» RECORDS SHOWN:
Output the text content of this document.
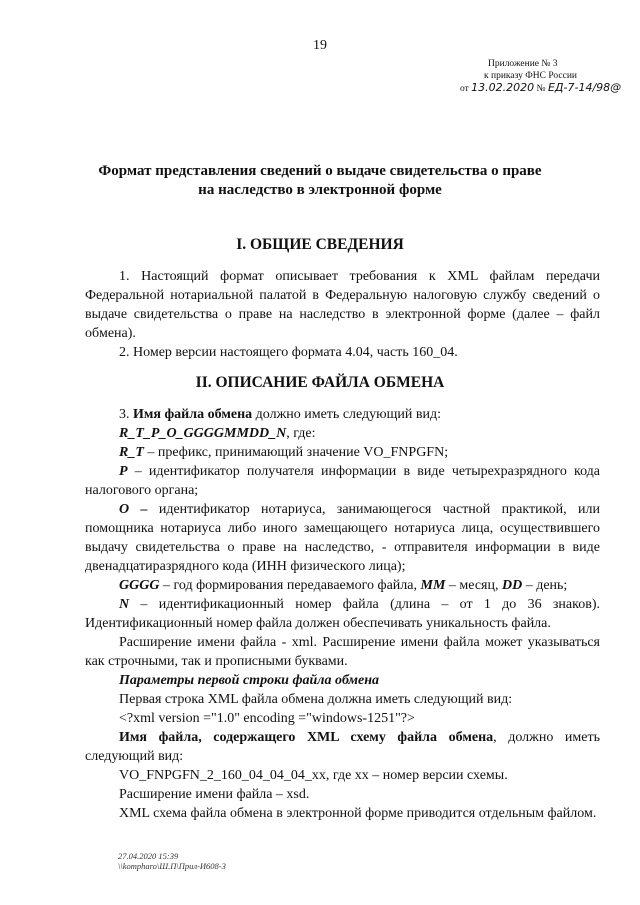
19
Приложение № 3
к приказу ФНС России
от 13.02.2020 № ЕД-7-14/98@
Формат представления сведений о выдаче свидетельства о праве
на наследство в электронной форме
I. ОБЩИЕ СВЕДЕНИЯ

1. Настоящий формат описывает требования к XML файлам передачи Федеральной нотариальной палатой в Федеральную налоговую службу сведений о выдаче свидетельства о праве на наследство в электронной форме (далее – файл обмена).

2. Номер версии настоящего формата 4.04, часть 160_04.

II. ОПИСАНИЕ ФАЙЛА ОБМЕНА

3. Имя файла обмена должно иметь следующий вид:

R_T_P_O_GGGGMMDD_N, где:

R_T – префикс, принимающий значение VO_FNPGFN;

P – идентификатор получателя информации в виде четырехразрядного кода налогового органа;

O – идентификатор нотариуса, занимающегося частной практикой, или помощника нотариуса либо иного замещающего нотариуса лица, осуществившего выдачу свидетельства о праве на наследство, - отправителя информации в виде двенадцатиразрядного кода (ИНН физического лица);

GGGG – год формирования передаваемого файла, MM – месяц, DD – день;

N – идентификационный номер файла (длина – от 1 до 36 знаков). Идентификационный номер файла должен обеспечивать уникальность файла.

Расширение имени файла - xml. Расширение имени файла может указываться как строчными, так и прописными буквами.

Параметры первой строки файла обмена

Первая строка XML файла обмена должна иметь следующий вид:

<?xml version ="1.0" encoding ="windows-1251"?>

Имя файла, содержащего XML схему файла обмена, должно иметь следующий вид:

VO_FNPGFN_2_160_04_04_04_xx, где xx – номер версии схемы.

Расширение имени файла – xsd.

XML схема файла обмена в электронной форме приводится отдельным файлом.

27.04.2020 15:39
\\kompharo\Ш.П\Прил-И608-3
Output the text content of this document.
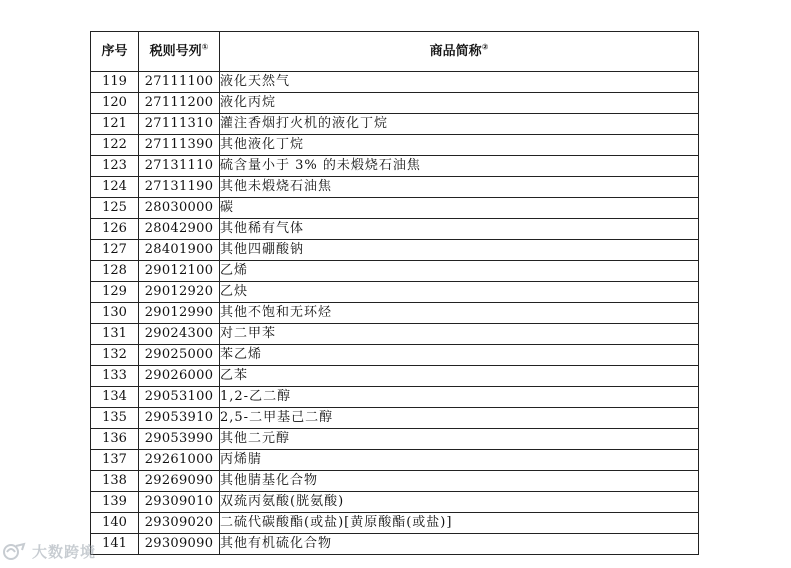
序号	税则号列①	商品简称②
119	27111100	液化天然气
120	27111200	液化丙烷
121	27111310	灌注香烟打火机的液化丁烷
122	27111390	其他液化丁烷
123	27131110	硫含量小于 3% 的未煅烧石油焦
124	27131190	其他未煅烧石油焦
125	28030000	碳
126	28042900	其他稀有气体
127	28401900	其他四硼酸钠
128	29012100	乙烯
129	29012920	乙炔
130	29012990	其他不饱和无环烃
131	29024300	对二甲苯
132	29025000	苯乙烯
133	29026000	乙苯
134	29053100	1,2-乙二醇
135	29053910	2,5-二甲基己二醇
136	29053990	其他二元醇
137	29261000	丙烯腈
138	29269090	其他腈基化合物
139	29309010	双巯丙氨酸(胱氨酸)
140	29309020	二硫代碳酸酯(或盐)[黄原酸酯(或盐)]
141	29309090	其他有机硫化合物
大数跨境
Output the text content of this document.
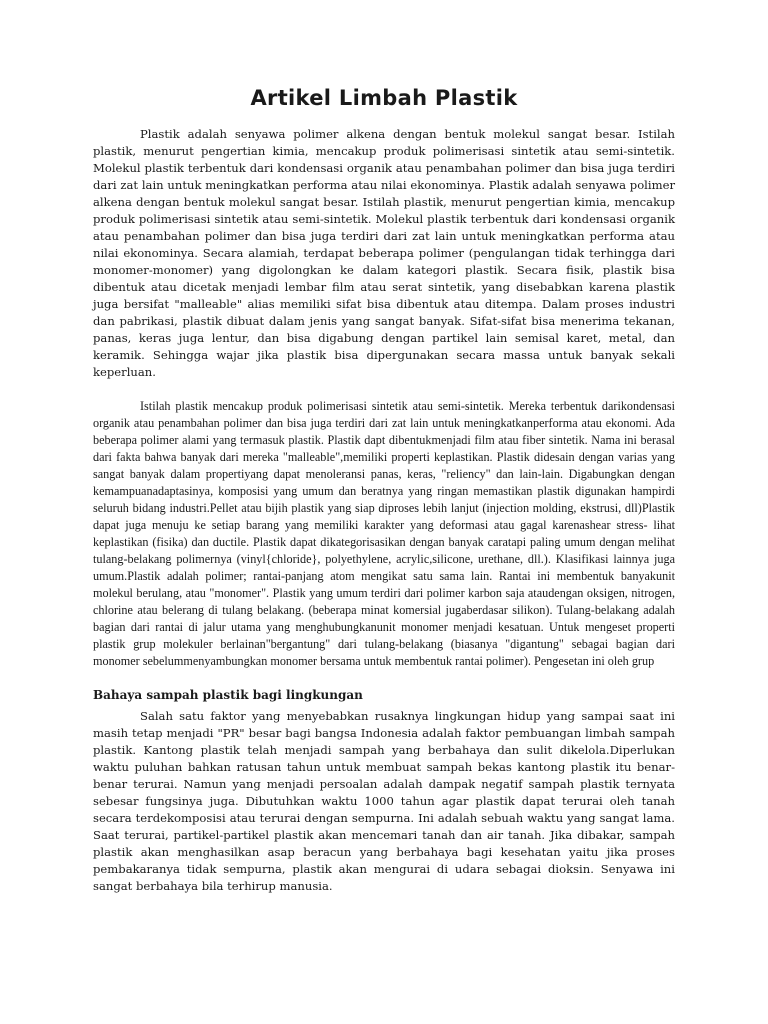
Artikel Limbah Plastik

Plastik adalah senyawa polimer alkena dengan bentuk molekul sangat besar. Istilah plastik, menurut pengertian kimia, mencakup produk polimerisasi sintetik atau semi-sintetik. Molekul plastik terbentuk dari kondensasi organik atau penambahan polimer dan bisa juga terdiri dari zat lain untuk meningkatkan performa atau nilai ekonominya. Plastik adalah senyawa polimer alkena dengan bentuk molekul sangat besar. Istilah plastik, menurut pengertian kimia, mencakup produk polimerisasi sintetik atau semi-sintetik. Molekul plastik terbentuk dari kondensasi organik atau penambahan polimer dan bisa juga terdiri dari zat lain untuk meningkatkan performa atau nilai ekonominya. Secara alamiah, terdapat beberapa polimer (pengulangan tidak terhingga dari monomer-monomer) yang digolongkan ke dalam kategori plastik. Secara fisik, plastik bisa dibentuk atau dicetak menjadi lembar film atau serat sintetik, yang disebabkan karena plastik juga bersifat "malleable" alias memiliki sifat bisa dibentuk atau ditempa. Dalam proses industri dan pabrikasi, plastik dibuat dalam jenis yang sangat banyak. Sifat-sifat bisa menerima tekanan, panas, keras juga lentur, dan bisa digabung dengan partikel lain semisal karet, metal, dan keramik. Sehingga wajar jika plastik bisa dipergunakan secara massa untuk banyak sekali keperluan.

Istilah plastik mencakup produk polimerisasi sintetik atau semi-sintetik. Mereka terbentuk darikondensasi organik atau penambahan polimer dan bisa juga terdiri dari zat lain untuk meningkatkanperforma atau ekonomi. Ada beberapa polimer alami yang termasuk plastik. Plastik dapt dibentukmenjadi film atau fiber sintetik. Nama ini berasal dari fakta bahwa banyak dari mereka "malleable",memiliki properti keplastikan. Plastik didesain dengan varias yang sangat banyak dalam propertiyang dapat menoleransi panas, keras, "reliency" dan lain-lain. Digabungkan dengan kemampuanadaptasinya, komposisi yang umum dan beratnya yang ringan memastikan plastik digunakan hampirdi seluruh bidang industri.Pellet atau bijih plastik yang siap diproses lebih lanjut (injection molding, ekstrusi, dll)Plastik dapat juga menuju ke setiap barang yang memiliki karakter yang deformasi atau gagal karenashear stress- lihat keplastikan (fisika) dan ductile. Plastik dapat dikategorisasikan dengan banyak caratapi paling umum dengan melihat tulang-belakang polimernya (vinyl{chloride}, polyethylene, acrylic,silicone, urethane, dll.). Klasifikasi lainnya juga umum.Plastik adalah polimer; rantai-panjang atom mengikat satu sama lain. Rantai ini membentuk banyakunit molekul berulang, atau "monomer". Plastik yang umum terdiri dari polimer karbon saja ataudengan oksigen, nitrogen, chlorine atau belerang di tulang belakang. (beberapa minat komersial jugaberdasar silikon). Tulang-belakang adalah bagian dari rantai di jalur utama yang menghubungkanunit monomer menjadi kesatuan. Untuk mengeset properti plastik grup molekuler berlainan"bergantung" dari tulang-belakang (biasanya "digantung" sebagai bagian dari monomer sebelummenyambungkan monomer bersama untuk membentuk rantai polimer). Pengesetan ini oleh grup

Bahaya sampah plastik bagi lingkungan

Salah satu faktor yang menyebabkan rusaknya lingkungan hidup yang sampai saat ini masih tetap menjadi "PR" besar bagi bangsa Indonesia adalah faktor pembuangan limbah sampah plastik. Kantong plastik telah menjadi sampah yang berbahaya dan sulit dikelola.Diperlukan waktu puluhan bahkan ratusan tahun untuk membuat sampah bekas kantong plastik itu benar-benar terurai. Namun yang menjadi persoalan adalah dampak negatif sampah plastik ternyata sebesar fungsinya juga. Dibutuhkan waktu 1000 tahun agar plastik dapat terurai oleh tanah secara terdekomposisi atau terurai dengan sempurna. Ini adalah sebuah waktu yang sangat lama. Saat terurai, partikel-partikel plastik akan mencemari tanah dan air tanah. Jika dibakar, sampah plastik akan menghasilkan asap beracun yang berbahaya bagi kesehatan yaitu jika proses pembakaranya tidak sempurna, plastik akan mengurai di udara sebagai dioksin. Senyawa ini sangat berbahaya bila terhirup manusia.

» SET EXERCISE:
Every line above should be returned exactly; the pictures stay out.

» RESPONSE:
Output the text content of this document.
19
Приложение № 3
к приказу ФНС России
от 13.02.2020 № ЕД-7-14/98@
Формат представления сведений о выдаче свидетельства о праве
на наследство в электронной форме
I. ОБЩИЕ СВЕДЕНИЯ

1. Настоящий формат описывает требования к XML файлам передачи Федеральной нотариальной палатой в Федеральную налоговую службу сведений о выдаче свидетельства о праве на наследство в электронной форме (далее – файл обмена).

2. Номер версии настоящего формата 4.04, часть 160_04.

II. ОПИСАНИЕ ФАЙЛА ОБМЕНА

3. Имя файла обмена должно иметь следующий вид:

R_T_P_O_GGGGMMDD_N, где:

R_T – префикс, принимающий значение VO_FNPGFN;

P – идентификатор получателя информации в виде четырехразрядного кода налогового органа;

O – идентификатор нотариуса, занимающегося частной практикой, или помощника нотариуса либо иного замещающего нотариуса лица, осуществившего выдачу свидетельства о праве на наследство, - отправителя информации в виде двенадцатиразрядного кода (ИНН физического лица);

GGGG – год формирования передаваемого файла, MM – месяц, DD – день;

N – идентификационный номер файла (длина – от 1 до 36 знаков). Идентификационный номер файла должен обеспечивать уникальность файла.

Расширение имени файла - xml. Расширение имени файла может указываться как строчными, так и прописными буквами.

Параметры первой строки файла обмена

Первая строка XML файла обмена должна иметь следующий вид:

<?xml version ="1.0" encoding ="windows-1251"?>

Имя файла, содержащего XML схему файла обмена, должно иметь следующий вид:

VO_FNPGFN_2_160_04_04_04_xx, где xx – номер версии схемы.

Расширение имени файла – xsd.

XML схема файла обмена в электронной форме приводится отдельным файлом.

27.04.2020 15:39
\\kompharo\Ш.П\Прил-И608-3
Output the text content of this document.
序号	税则号列①	商品简称②
119	27111100	液化天然气
120	27111200	液化丙烷
121	27111310	灌注香烟打火机的液化丁烷
122	27111390	其他液化丁烷
123	27131110	硫含量小于 3% 的未煅烧石油焦
124	27131190	其他未煅烧石油焦
125	28030000	碳
126	28042900	其他稀有气体
127	28401900	其他四硼酸钠
128	29012100	乙烯
129	29012920	乙炔
130	29012990	其他不饱和无环烃
131	29024300	对二甲苯
132	29025000	苯乙烯
133	29026000	乙苯
134	29053100	1,2-乙二醇
135	29053910	2,5-二甲基己二醇
136	29053990	其他二元醇
137	29261000	丙烯腈
138	29269090	其他腈基化合物
139	29309010	双巯丙氨酸(胱氨酸)
140	29309020	二硫代碳酸酯(或盐)[黄原酸酯(或盐)]
141	29309090	其他有机硫化合物
大数跨境
Output the text content of this document.
Artikel Limbah Plastik

Plastik adalah senyawa polimer alkena dengan bentuk molekul sangat besar. Istilah plastik, menurut pengertian kimia, mencakup produk polimerisasi sintetik atau semi-sintetik. Molekul plastik terbentuk dari kondensasi organik atau penambahan polimer dan bisa juga terdiri dari zat lain untuk meningkatkan performa atau nilai ekonominya. Plastik adalah senyawa polimer alkena dengan bentuk molekul sangat besar. Istilah plastik, menurut pengertian kimia, mencakup produk polimerisasi sintetik atau semi-sintetik. Molekul plastik terbentuk dari kondensasi organik atau penambahan polimer dan bisa juga terdiri dari zat lain untuk meningkatkan performa atau nilai ekonominya. Secara alamiah, terdapat beberapa polimer (pengulangan tidak terhingga dari monomer-monomer) yang digolongkan ke dalam kategori plastik. Secara fisik, plastik bisa dibentuk atau dicetak menjadi lembar film atau serat sintetik, yang disebabkan karena plastik juga bersifat "malleable" alias memiliki sifat bisa dibentuk atau ditempa. Dalam proses industri dan pabrikasi, plastik dibuat dalam jenis yang sangat banyak. Sifat-sifat bisa menerima tekanan, panas, keras juga lentur, dan bisa digabung dengan partikel lain semisal karet, metal, dan keramik. Sehingga wajar jika plastik bisa dipergunakan secara massa untuk banyak sekali keperluan.

Istilah plastik mencakup produk polimerisasi sintetik atau semi-sintetik. Mereka terbentuk darikondensasi organik atau penambahan polimer dan bisa juga terdiri dari zat lain untuk meningkatkanperforma atau ekonomi. Ada beberapa polimer alami yang termasuk plastik. Plastik dapt dibentukmenjadi film atau fiber sintetik. Nama ini berasal dari fakta bahwa banyak dari mereka "malleable",memiliki properti keplastikan. Plastik didesain dengan varias yang sangat banyak dalam propertiyang dapat menoleransi panas, keras, "reliency" dan lain-lain. Digabungkan dengan kemampuanadaptasinya, komposisi yang umum dan beratnya yang ringan memastikan plastik digunakan hampirdi seluruh bidang industri.Pellet atau bijih plastik yang siap diproses lebih lanjut (injection molding, ekstrusi, dll)Plastik dapat juga menuju ke setiap barang yang memiliki karakter yang deformasi atau gagal karenashear stress- lihat keplastikan (fisika) dan ductile. Plastik dapat dikategorisasikan dengan banyak caratapi paling umum dengan melihat tulang-belakang polimernya (vinyl{chloride}, polyethylene, acrylic,silicone, urethane, dll.). Klasifikasi lainnya juga umum.Plastik adalah polimer; rantai-panjang atom mengikat satu sama lain. Rantai ini membentuk banyakunit molekul berulang, atau "monomer". Plastik yang umum terdiri dari polimer karbon saja ataudengan oksigen, nitrogen, chlorine atau belerang di tulang belakang. (beberapa minat komersial jugaberdasar silikon). Tulang-belakang adalah bagian dari rantai di jalur utama yang menghubungkanunit monomer menjadi kesatuan. Untuk mengeset properti plastik grup molekuler berlainan"bergantung" dari tulang-belakang (biasanya "digantung" sebagai bagian dari monomer sebelummenyambungkan monomer bersama untuk membentuk rantai polimer). Pengesetan ini oleh grup

Bahaya sampah plastik bagi lingkungan

Salah satu faktor yang menyebabkan rusaknya lingkungan hidup yang sampai saat ini masih tetap menjadi "PR" besar bagi bangsa Indonesia adalah faktor pembuangan limbah sampah plastik. Kantong plastik telah menjadi sampah yang berbahaya dan sulit dikelola.Diperlukan waktu puluhan bahkan ratusan tahun untuk membuat sampah bekas kantong plastik itu benar-benar terurai. Namun yang menjadi persoalan adalah dampak negatif sampah plastik ternyata sebesar fungsinya juga. Dibutuhkan waktu 1000 tahun agar plastik dapat terurai oleh tanah secara terdekomposisi atau terurai dengan sempurna. Ini adalah sebuah waktu yang sangat lama. Saat terurai, partikel-partikel plastik akan mencemari tanah dan air tanah. Jika dibakar, sampah plastik akan menghasilkan asap beracun yang berbahaya bagi kesehatan yaitu jika proses pembakaranya tidak sempurna, plastik akan mengurai di udara sebagai dioksin. Senyawa ini sangat berbahaya bila terhirup manusia.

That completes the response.